* **Short problem**:
Report each line of the data that has "primary" somewhere in it.
************
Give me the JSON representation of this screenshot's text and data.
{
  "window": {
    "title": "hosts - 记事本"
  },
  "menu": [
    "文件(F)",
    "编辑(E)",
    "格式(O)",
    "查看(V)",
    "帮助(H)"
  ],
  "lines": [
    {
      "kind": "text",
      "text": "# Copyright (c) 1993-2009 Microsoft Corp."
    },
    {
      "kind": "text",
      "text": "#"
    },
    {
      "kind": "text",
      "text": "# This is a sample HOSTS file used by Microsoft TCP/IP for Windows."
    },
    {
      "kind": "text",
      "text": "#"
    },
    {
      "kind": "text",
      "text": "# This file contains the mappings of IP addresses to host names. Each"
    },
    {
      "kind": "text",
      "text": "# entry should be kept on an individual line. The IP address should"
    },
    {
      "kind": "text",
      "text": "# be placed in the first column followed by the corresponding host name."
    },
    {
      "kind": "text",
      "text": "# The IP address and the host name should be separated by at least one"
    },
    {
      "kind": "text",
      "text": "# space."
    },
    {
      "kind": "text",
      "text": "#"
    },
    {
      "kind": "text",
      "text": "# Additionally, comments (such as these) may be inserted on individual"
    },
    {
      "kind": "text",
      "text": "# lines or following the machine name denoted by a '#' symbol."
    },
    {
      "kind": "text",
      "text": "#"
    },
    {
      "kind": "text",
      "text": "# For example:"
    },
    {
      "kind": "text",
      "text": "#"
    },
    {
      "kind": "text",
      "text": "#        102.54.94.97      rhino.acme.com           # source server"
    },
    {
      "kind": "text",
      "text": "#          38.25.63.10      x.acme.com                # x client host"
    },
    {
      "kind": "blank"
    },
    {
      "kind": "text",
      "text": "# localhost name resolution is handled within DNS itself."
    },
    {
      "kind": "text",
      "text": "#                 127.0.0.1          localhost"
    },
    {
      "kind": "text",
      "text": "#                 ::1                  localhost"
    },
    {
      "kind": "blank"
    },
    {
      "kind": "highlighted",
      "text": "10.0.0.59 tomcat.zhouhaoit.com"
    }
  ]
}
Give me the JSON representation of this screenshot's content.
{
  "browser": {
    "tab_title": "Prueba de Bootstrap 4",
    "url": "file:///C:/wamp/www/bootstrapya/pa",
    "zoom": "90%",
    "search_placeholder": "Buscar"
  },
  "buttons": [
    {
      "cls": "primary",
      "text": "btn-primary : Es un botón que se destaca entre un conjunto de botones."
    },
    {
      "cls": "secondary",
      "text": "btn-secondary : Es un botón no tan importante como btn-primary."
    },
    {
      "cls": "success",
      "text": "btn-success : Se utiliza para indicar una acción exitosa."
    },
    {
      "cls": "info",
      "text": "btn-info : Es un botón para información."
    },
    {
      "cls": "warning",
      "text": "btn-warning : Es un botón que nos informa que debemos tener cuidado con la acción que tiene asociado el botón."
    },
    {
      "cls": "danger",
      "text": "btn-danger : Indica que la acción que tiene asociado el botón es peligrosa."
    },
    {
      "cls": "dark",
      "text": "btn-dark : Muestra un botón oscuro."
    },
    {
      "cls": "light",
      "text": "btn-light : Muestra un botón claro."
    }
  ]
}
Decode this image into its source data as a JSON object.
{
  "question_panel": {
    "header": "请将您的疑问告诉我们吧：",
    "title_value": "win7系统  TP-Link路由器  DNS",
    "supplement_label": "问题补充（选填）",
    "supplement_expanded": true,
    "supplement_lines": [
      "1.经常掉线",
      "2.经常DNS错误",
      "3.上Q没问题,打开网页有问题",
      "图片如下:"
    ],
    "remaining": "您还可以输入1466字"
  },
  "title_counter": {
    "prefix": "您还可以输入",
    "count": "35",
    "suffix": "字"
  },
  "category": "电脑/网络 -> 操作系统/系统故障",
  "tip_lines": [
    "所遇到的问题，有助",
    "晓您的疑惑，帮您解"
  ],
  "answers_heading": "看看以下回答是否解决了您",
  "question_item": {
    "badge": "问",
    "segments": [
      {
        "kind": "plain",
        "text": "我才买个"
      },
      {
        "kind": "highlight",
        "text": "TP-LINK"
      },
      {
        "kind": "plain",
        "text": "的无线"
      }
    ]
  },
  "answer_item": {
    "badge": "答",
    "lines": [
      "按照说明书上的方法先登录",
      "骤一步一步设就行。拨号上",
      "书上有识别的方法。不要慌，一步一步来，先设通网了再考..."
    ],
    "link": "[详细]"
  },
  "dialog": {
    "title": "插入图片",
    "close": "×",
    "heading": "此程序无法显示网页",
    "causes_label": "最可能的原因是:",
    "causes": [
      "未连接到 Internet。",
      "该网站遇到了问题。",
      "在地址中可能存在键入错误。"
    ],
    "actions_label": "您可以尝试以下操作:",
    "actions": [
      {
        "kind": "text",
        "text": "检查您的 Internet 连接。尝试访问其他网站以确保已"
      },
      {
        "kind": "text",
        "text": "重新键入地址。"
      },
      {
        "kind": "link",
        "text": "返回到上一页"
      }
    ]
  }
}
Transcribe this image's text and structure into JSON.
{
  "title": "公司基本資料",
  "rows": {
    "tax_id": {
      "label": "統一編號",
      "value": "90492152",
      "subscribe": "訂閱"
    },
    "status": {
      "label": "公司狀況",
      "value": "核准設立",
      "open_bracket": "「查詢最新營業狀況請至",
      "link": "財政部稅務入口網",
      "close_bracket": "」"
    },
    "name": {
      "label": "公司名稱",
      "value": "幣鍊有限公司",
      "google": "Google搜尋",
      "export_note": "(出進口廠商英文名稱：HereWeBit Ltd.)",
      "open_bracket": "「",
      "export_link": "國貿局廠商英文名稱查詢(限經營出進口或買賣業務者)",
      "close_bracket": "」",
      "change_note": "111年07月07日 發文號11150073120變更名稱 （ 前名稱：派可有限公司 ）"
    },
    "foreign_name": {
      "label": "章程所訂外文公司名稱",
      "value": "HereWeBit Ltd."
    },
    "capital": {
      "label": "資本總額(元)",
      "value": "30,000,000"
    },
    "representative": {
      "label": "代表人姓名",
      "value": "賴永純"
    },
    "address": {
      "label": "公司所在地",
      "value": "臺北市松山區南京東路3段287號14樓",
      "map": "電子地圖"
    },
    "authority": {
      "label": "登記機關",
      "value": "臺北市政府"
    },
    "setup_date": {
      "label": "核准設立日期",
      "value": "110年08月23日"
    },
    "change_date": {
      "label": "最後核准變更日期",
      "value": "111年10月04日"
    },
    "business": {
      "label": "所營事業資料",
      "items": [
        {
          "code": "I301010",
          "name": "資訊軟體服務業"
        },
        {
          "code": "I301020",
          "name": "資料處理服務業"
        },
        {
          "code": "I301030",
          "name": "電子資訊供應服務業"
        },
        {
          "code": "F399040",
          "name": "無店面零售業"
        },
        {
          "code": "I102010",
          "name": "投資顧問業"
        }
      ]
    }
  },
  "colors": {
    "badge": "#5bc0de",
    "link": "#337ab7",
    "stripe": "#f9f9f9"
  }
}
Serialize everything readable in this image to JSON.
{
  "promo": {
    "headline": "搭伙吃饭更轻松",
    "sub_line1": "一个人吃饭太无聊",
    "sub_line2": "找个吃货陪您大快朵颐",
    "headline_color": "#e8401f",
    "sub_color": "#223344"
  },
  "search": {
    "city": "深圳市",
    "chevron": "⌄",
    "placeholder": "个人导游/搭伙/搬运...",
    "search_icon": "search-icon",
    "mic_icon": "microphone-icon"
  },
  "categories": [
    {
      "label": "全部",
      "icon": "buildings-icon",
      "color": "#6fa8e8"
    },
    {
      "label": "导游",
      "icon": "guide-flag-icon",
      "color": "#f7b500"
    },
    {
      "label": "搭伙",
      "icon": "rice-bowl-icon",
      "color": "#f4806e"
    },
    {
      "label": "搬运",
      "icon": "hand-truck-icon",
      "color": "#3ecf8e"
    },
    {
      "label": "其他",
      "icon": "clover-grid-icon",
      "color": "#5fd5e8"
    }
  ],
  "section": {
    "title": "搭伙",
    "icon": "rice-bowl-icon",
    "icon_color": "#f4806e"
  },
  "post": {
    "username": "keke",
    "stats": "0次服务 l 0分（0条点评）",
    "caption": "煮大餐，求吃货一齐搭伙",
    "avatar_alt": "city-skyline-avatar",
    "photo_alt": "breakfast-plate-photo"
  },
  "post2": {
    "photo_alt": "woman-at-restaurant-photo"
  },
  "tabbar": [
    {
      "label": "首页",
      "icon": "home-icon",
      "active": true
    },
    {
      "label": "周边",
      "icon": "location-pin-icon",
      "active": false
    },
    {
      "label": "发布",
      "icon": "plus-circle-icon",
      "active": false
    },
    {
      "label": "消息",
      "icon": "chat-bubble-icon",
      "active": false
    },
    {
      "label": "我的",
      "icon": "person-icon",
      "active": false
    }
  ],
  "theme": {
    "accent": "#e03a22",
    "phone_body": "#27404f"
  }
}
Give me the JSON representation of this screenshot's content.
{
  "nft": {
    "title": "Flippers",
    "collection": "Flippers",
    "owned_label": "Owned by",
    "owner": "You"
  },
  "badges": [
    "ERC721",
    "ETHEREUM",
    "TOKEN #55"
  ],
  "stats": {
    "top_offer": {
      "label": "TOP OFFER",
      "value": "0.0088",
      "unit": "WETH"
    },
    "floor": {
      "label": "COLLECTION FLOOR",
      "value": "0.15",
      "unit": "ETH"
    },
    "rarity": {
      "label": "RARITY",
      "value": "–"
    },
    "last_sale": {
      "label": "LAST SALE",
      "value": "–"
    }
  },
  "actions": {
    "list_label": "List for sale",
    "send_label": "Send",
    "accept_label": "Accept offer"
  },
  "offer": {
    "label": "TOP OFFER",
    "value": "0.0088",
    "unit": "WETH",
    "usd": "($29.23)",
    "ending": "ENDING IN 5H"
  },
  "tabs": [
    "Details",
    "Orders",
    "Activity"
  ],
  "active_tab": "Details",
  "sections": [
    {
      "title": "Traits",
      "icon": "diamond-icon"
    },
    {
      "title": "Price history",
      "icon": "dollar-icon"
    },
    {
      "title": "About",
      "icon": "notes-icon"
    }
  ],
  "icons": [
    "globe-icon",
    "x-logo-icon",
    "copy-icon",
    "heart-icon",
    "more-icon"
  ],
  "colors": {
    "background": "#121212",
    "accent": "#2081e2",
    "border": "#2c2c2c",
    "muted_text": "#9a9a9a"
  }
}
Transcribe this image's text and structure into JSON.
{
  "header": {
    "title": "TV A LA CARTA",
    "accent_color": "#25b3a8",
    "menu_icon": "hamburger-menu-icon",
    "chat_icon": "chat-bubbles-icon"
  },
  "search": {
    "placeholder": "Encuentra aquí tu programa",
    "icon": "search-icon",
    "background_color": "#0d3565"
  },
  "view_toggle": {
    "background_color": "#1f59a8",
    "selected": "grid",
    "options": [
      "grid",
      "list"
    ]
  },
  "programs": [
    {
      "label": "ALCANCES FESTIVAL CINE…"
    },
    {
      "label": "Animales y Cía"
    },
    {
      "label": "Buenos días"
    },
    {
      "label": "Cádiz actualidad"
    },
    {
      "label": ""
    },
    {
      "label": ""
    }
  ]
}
************
* **Result for this exercise**:
      "cls": "primary",
      "text": "btn-primary : Es un botón que se destaca entre un conjunto de botones."
      "text": "btn-secondary : Es un botón no tan importante como btn-primary."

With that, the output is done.